• PROBLEM DETAILS:
Lines that hold the word "Normal" should be located and copied.

— START OF RECORDED DATA —

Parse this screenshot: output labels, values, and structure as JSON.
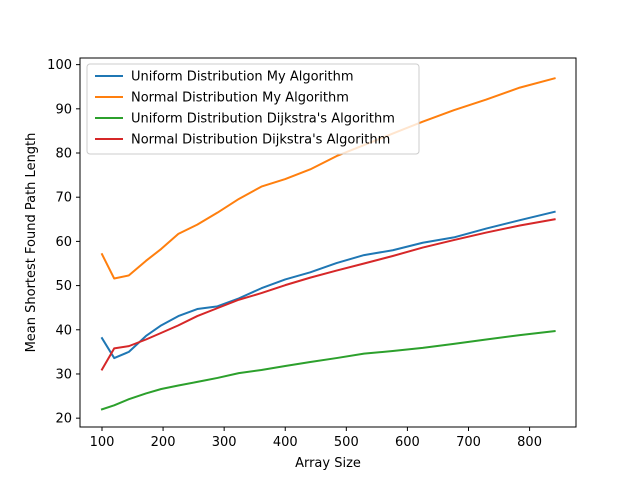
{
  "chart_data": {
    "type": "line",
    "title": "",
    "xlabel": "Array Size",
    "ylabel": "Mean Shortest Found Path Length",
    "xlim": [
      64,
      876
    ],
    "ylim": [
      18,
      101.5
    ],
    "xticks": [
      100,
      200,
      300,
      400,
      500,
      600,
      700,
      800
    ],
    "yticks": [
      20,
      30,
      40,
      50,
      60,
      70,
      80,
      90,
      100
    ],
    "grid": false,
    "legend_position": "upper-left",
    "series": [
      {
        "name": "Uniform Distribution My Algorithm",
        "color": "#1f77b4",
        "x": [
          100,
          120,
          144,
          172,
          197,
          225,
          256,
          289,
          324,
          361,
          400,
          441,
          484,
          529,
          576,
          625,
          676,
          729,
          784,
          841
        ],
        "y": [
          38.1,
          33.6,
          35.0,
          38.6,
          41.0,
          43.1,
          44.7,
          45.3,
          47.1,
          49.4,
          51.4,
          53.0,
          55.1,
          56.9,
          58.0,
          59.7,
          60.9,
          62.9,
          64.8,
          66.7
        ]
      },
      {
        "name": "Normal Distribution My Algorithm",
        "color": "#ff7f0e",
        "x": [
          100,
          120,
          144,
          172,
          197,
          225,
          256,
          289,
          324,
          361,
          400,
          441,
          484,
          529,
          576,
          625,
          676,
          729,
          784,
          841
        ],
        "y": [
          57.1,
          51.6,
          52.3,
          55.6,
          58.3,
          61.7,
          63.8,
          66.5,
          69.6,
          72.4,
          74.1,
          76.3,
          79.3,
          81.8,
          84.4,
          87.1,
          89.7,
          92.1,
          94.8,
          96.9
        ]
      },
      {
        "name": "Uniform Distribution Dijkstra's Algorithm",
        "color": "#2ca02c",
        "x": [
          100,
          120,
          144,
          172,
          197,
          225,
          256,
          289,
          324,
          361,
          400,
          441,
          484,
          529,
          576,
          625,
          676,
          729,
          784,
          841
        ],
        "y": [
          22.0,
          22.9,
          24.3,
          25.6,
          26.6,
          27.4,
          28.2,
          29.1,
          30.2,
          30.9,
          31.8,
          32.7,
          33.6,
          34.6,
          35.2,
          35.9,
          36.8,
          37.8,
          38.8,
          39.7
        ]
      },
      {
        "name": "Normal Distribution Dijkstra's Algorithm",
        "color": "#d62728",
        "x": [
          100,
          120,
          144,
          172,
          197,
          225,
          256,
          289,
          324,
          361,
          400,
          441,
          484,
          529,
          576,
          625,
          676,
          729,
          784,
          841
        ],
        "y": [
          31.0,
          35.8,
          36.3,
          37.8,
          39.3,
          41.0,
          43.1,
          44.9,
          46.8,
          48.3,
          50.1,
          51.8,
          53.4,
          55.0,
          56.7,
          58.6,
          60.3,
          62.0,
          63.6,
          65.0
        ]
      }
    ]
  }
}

— END OF RECORDED DATA —
— START OF RECORDED DATA —

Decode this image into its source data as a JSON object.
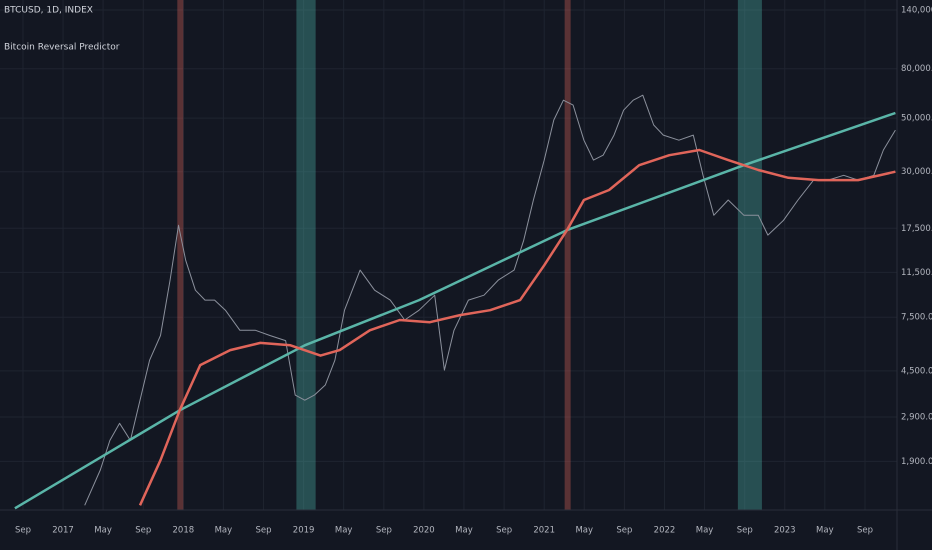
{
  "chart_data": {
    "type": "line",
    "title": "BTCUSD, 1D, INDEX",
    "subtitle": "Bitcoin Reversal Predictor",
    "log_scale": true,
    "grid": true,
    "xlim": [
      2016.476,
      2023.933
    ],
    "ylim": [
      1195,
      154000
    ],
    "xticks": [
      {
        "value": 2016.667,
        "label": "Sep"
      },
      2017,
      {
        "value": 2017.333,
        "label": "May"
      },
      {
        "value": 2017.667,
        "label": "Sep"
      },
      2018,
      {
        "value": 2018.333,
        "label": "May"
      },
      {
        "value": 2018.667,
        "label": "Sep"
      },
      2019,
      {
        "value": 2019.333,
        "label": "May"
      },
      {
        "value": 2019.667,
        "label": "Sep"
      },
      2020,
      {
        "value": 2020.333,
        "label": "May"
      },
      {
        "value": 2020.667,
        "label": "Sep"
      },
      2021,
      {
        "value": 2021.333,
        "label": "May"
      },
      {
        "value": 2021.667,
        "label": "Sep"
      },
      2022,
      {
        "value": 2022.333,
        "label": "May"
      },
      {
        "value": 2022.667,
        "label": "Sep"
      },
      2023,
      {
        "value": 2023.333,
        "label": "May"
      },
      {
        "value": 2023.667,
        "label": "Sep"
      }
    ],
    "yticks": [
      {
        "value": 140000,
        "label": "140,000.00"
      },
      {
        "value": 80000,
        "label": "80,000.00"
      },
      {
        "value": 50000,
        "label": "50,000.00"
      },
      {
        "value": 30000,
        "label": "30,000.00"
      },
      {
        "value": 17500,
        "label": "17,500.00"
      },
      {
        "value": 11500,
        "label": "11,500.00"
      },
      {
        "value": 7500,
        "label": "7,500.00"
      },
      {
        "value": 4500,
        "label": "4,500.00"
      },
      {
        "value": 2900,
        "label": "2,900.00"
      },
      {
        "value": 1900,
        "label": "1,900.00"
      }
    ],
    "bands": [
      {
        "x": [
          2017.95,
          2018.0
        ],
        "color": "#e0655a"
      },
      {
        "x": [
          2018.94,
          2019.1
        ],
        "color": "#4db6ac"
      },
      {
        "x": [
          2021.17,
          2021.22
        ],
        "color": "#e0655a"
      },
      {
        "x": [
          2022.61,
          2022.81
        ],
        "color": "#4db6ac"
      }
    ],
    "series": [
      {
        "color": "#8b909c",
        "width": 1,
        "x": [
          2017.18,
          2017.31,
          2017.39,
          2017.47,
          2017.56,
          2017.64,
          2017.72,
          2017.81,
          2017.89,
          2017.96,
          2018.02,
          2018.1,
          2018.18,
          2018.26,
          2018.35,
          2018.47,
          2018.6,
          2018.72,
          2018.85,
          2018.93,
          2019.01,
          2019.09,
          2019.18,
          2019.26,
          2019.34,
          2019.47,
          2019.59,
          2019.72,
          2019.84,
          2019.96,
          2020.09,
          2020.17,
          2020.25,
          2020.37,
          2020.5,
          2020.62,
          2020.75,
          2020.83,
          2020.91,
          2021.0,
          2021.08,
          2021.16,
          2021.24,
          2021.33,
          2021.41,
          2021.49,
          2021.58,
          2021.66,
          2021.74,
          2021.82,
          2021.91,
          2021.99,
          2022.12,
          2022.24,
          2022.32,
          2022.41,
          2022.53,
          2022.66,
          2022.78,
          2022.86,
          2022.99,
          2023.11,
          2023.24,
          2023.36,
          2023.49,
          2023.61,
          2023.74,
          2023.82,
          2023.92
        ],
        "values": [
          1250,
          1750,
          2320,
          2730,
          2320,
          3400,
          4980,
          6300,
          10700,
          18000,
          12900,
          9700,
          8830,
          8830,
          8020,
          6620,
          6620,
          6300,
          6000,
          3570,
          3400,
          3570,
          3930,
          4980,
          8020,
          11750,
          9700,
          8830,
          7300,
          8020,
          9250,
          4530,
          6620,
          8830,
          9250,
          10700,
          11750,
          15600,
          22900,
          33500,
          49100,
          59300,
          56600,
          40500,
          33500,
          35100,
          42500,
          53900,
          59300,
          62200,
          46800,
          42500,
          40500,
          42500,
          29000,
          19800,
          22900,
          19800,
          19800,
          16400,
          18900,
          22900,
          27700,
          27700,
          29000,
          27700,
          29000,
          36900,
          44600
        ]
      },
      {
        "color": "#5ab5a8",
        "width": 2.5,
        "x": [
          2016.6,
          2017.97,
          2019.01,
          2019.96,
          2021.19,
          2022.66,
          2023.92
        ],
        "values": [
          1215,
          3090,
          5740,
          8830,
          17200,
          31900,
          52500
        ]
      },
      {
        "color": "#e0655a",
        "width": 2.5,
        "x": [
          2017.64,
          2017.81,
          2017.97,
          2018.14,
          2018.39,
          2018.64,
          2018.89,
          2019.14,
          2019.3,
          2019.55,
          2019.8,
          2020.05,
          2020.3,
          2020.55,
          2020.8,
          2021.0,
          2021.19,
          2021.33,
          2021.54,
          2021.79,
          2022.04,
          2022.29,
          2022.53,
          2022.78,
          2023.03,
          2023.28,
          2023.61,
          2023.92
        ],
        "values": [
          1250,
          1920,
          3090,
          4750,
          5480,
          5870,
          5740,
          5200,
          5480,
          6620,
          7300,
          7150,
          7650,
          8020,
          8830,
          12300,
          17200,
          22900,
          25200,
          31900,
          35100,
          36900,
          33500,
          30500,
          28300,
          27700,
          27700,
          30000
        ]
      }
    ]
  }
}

— END OF RECORDED DATA —

• WRITTEN SOLUTION:
        "name": "Normal Distribution My Algorithm",
        "name": "Normal Distribution Dijkstra's Algorithm",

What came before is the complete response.